**Goal of the exercise:** Restate the data below word for word. Skip any images it contains.

**Material for this exercise:**
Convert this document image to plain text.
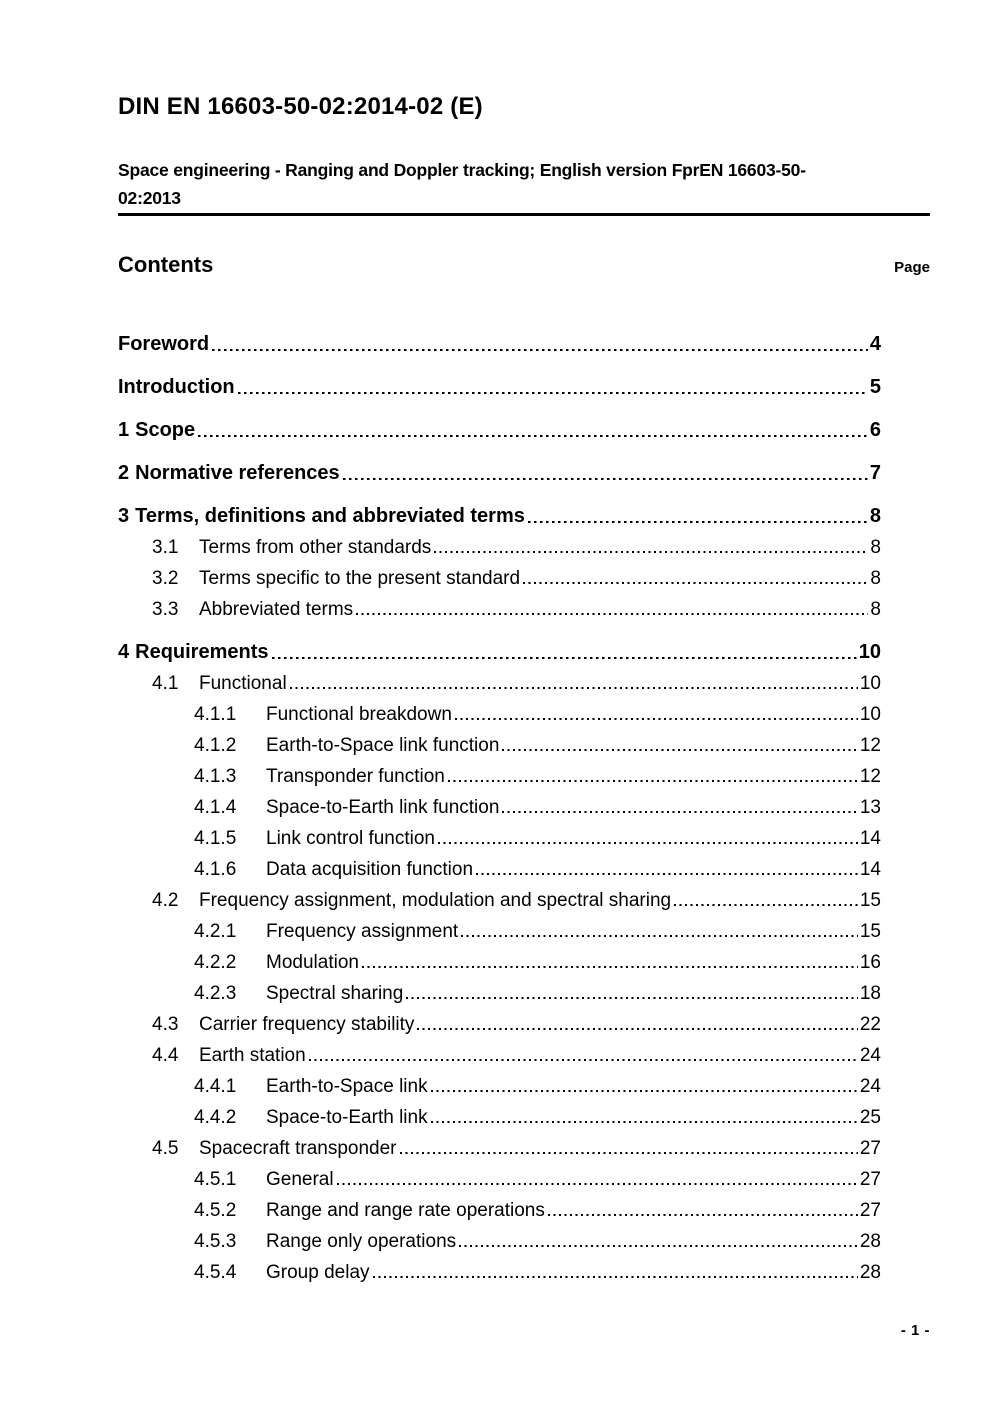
DIN EN 16603-50-02:2014-02 (E)
Space engineering - Ranging and Doppler tracking; English version FprEN 16603-50-
02:2013
Contents	Page
Foreword	4
Introduction	5
1 Scope	6
2 Normative references	7
3 Terms, definitions and abbreviated terms	8
3.1	Terms from other standards	8
3.2	Terms specific to the present standard	8
3.3	Abbreviated terms	8
4 Requirements	10
4.1	Functional	10
4.1.1	Functional breakdown	10
4.1.2	Earth-to-Space link function	12
4.1.3	Transponder function	12
4.1.4	Space-to-Earth link function	13
4.1.5	Link control function	14
4.1.6	Data acquisition function	14
4.2	Frequency assignment, modulation and spectral sharing	15
4.2.1	Frequency assignment	15
4.2.2	Modulation	16
4.2.3	Spectral sharing	18
4.3	Carrier frequency stability	22
4.4	Earth station	24
4.4.1	Earth-to-Space link	24
4.4.2	Space-to-Earth link	25
4.5	Spacecraft transponder	27
4.5.1	General	27
4.5.2	Range and range rate operations	27
4.5.3	Range only operations	28
4.5.4	Group delay	28
- 1 -
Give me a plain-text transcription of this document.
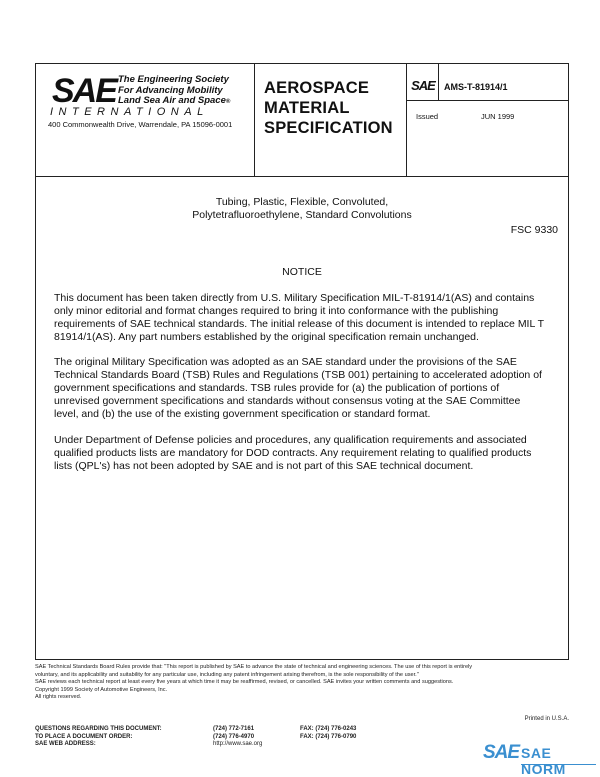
SAE The Engineering Society
For Advancing Mobility
Land Sea Air and Space®
INTERNATIONAL
400 Commonwealth Drive, Warrendale, PA 15096-0001
AEROSPACE
MATERIAL
SPECIFICATION
SAE	AMS-T-81914/1
Issued	JUN 1999
Tubing, Plastic, Flexible, Convoluted,
Polytetrafluoroethylene, Standard Convolutions
FSC 9330
NOTICE
This document has been taken directly from U.S. Military Specification MIL-T-81914/1(AS) and contains only minor editorial and format changes required to bring it into conformance with the publishing requirements of SAE technical standards. The initial release of this document is intended to replace MIL T 81914/1(AS). Any part numbers established by the original specification remain unchanged.
The original Military Specification was adopted as an SAE standard under the provisions of the SAE Technical Standards Board (TSB) Rules and Regulations (TSB 001) pertaining to accelerated adoption of government specifications and standards. TSB rules provide for (a) the publication of portions of unrevised government specifications and standards without consensus voting at the SAE Committee level, and (b) the use of the existing government specification or standard format.
Under Department of Defense policies and procedures, any qualification requirements and associated qualified products lists are mandatory for DOD contracts. Any requirement relating to qualified products lists (QPL's) has not been adopted by SAE and is not part of this SAE technical document.
SAE Technical Standards Board Rules provide that: "This report is published by SAE to advance the state of technical and engineering sciences. The use of this report is entirely
voluntary, and its applicability and suitability for any particular use, including any patent infringement arising therefrom, is the sole responsibility of the user."
SAE reviews each technical report at least every five years at which time it may be reaffirmed, revised, or cancelled. SAE invites your written comments and suggestions.
Copyright 1999 Society of Automotive Engineers, Inc.
All rights reserved.
Printed in U.S.A.
QUESTIONS REGARDING THIS DOCUMENT:	(724) 772-7161	FAX: (724) 776-0243
TO PLACE A DOCUMENT ORDER:	(724) 776-4970	FAX: (724) 776-0790
SAE WEB ADDRESS:	http://www.sae.org	SAE SAE NORM
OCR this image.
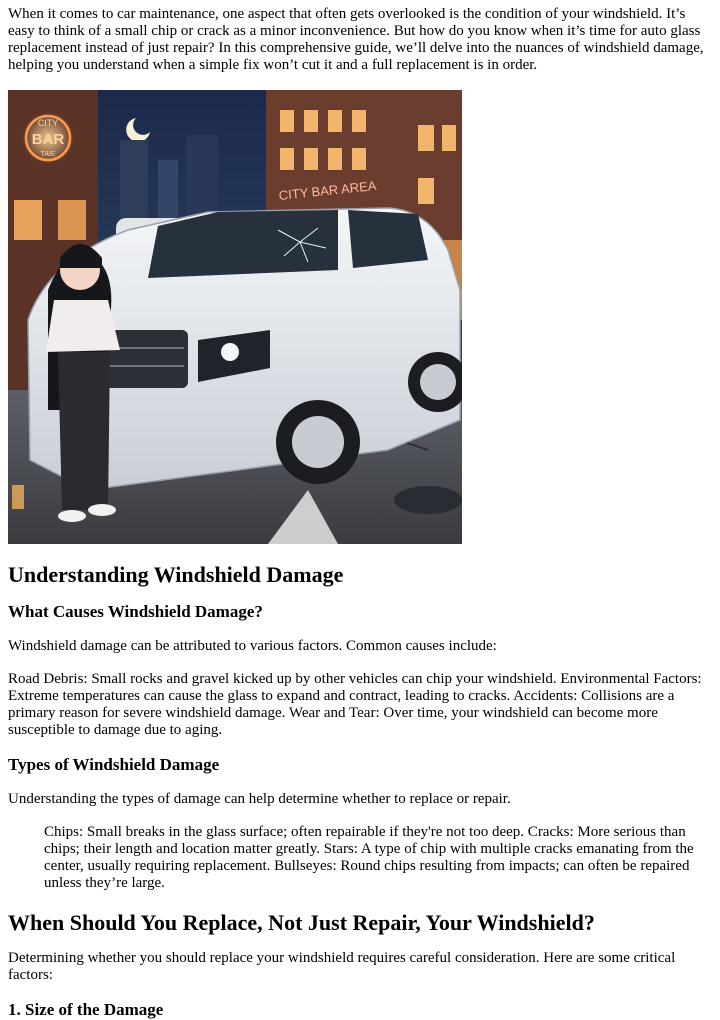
When it comes to car maintenance, one aspect that often gets overlooked is the condition of your windshield. It’s easy to think of a small chip or crack as a minor inconvenience. But how do you know when it’s time for auto glass replacement instead of just repair? In this comprehensive guide, we’ll delve into the nuances of windshield damage, helping you understand when a simple fix won’t cut it and a full replacement is in order.

CITY
BAR
TAIE
CITY BAR AREA
Understanding Windshield Damage
What Causes Windshield Damage?

Windshield damage can be attributed to various factors. Common causes include:

Road Debris: Small rocks and gravel kicked up by other vehicles can chip your windshield. Environmental Factors: Extreme temperatures can cause the glass to expand and contract, leading to cracks. Accidents: Collisions are a primary reason for severe windshield damage. Wear and Tear: Over time, your windshield can become more susceptible to damage due to aging.

Types of Windshield Damage

Understanding the types of damage can help determine whether to replace or repair.

Chips: Small breaks in the glass surface; often repairable if they're not too deep. Cracks: More serious than chips; their length and location matter greatly. Stars: A type of chip with multiple cracks emanating from the center, usually requiring replacement. Bullseyes: Round chips resulting from impacts; can often be repaired unless they’re large.
When Should You Replace, Not Just Repair, Your Windshield?

Determining whether you should replace your windshield requires careful consideration. Here are some critical factors:

1. Size of the Damage
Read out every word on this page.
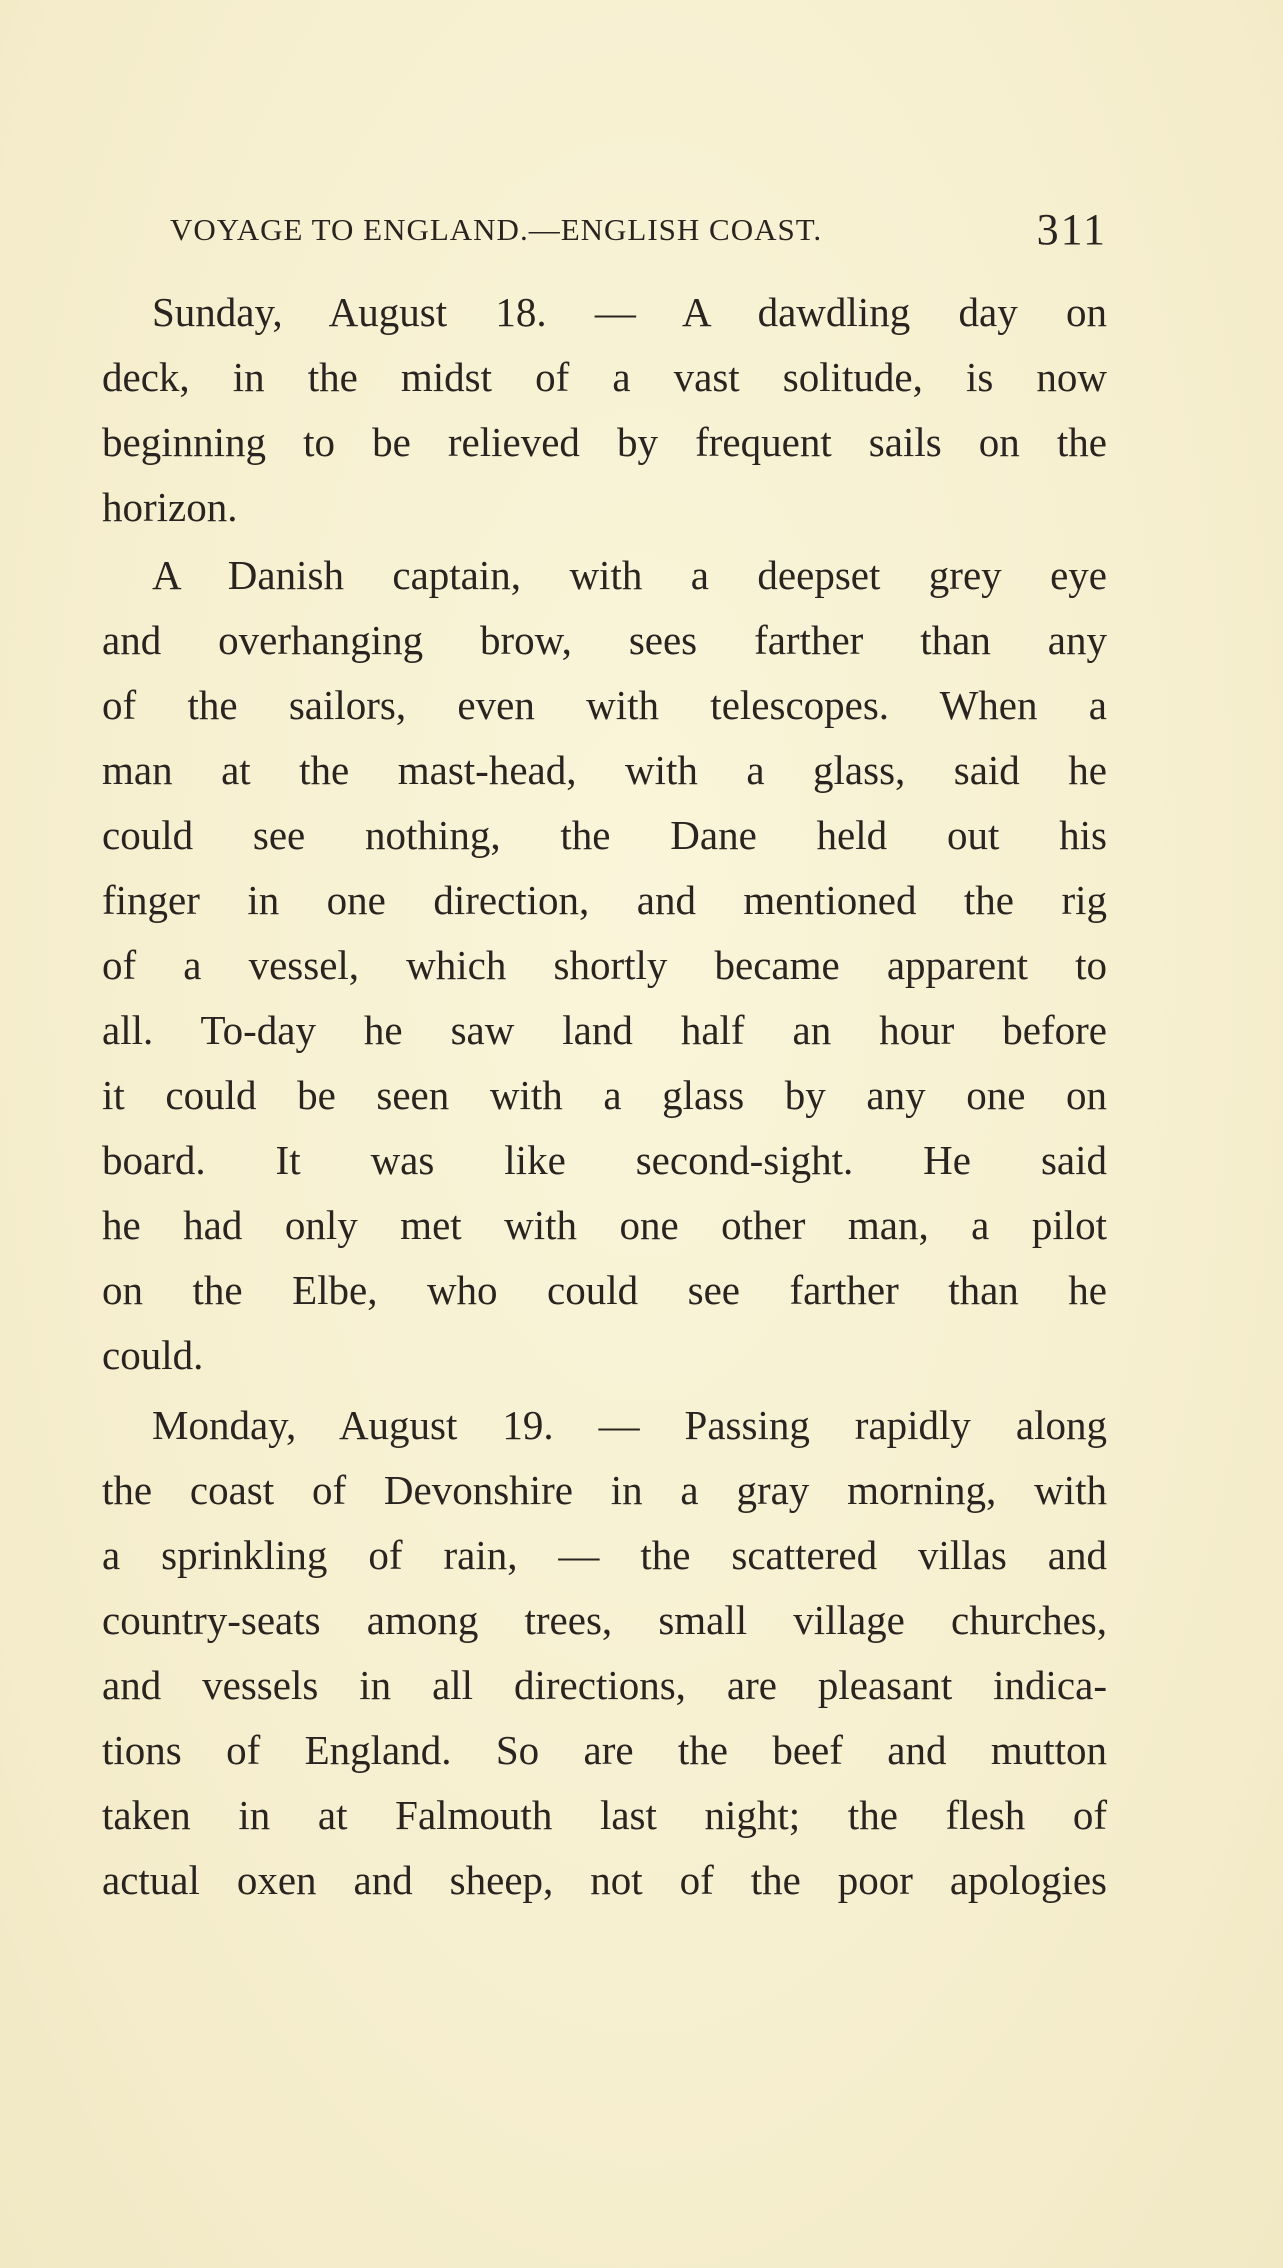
VOYAGE TO ENGLAND.—ENGLISH COAST.	311
Sunday, August 18. — A dawdling day on
deck, in the midst of a vast solitude, is now
beginning to be relieved by frequent sails on the
horizon.
A Danish captain, with a deepset grey eye
and overhanging brow, sees farther than any
of the sailors, even with telescopes. When a
man at the mast-head, with a glass, said he
could see nothing, the Dane held out his
finger in one direction, and mentioned the rig
of a vessel, which shortly became apparent to
all. To-day he saw land half an hour before
it could be seen with a glass by any one on
board. It was like second-sight. He said
he had only met with one other man, a pilot
on the Elbe, who could see farther than he
could.
Monday, August 19. — Passing rapidly along
the coast of Devonshire in a gray morning, with
a sprinkling of rain, — the scattered villas and
country-seats among trees, small village churches,
and vessels in all directions, are pleasant indica-
tions of England. So are the beef and mutton
taken in at Falmouth last night; the flesh of
actual oxen and sheep, not of the poor apologies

**Response to this task:**
Convert this document image to plain text.
DIN EN 16603-50-02:2014-02 (E)
Space engineering - Ranging and Doppler tracking; English version FprEN 16603-50-
02:2013
Contents	Page
Foreword	4
Introduction	5
1 Scope	6
2 Normative references	7
3 Terms, definitions and abbreviated terms	8
3.1	Terms from other standards	8
3.2	Terms specific to the present standard	8
3.3	Abbreviated terms	8
4 Requirements	10
4.1	Functional	10
4.1.1	Functional breakdown	10
4.1.2	Earth-to-Space link function	12
4.1.3	Transponder function	12
4.1.4	Space-to-Earth link function	13
4.1.5	Link control function	14
4.1.6	Data acquisition function	14
4.2	Frequency assignment, modulation and spectral sharing	15
4.2.1	Frequency assignment	15
4.2.2	Modulation	16
4.2.3	Spectral sharing	18
4.3	Carrier frequency stability	22
4.4	Earth station	24
4.4.1	Earth-to-Space link	24
4.4.2	Space-to-Earth link	25
4.5	Spacecraft transponder	27
4.5.1	General	27
4.5.2	Range and range rate operations	27
4.5.3	Range only operations	28
4.5.4	Group delay	28
- 1 -
Give me a plain-text transcription of this document.
SAE The Engineering Society
For Advancing Mobility
Land Sea Air and Space®
INTERNATIONAL
400 Commonwealth Drive, Warrendale, PA 15096-0001
AEROSPACE
MATERIAL
SPECIFICATION
SAE	AMS-T-81914/1
Issued	JUN 1999
Tubing, Plastic, Flexible, Convoluted,
Polytetrafluoroethylene, Standard Convolutions
FSC 9330
NOTICE
This document has been taken directly from U.S. Military Specification MIL-T-81914/1(AS) and contains only minor editorial and format changes required to bring it into conformance with the publishing requirements of SAE technical standards. The initial release of this document is intended to replace MIL T 81914/1(AS). Any part numbers established by the original specification remain unchanged.
The original Military Specification was adopted as an SAE standard under the provisions of the SAE Technical Standards Board (TSB) Rules and Regulations (TSB 001) pertaining to accelerated adoption of government specifications and standards. TSB rules provide for (a) the publication of portions of unrevised government specifications and standards without consensus voting at the SAE Committee level, and (b) the use of the existing government specification or standard format.
Under Department of Defense policies and procedures, any qualification requirements and associated qualified products lists are mandatory for DOD contracts. Any requirement relating to qualified products lists (QPL's) has not been adopted by SAE and is not part of this SAE technical document.
SAE Technical Standards Board Rules provide that: "This report is published by SAE to advance the state of technical and engineering sciences. The use of this report is entirely
voluntary, and its applicability and suitability for any particular use, including any patent infringement arising therefrom, is the sole responsibility of the user."
SAE reviews each technical report at least every five years at which time it may be reaffirmed, revised, or cancelled. SAE invites your written comments and suggestions.
Copyright 1999 Society of Automotive Engineers, Inc.
All rights reserved.
Printed in U.S.A.
QUESTIONS REGARDING THIS DOCUMENT:	(724) 772-7161	FAX: (724) 776-0243
TO PLACE A DOCUMENT ORDER:	(724) 776-4970	FAX: (724) 776-0790
SAE WEB ADDRESS:	http://www.sae.org	SAE SAE NORM
OCR this image.
When it comes to car maintenance, one aspect that often gets overlooked is the condition of your windshield. It’s easy to think of a small chip or crack as a minor inconvenience. But how do you know when it’s time for auto glass replacement instead of just repair? In this comprehensive guide, we’ll delve into the nuances of windshield damage, helping you understand when a simple fix won’t cut it and a full replacement is in order.

CITY
BAR
TAIE
CITY BAR AREA
Understanding Windshield Damage
What Causes Windshield Damage?

Windshield damage can be attributed to various factors. Common causes include:

Road Debris: Small rocks and gravel kicked up by other vehicles can chip your windshield. Environmental Factors: Extreme temperatures can cause the glass to expand and contract, leading to cracks. Accidents: Collisions are a primary reason for severe windshield damage. Wear and Tear: Over time, your windshield can become more susceptible to damage due to aging.

Types of Windshield Damage

Understanding the types of damage can help determine whether to replace or repair.

Chips: Small breaks in the glass surface; often repairable if they're not too deep. Cracks: More serious than chips; their length and location matter greatly. Stars: A type of chip with multiple cracks emanating from the center, usually requiring replacement. Bullseyes: Round chips resulting from impacts; can often be repaired unless they’re large.
When Should You Replace, Not Just Repair, Your Windshield?

Determining whether you should replace your windshield requires careful consideration. Here are some critical factors:

1. Size of the Damage
Read out every word on this page.
VOYAGE TO ENGLAND.—ENGLISH COAST.	311
Sunday, August 18. — A dawdling day on
deck, in the midst of a vast solitude, is now
beginning to be relieved by frequent sails on the
horizon.
A Danish captain, with a deepset grey eye
and overhanging brow, sees farther than any
of the sailors, even with telescopes. When a
man at the mast-head, with a glass, said he
could see nothing, the Dane held out his
finger in one direction, and mentioned the rig
of a vessel, which shortly became apparent to
all. To-day he saw land half an hour before
it could be seen with a glass by any one on
board. It was like second-sight. He said
he had only met with one other man, a pilot
on the Elbe, who could see farther than he
could.
Monday, August 19. — Passing rapidly along
the coast of Devonshire in a gray morning, with
a sprinkling of rain, — the scattered villas and
country-seats among trees, small village churches,
and vessels in all directions, are pleasant indica-
tions of England. So are the beef and mutton
taken in at Falmouth last night; the flesh of
actual oxen and sheep, not of the poor apologies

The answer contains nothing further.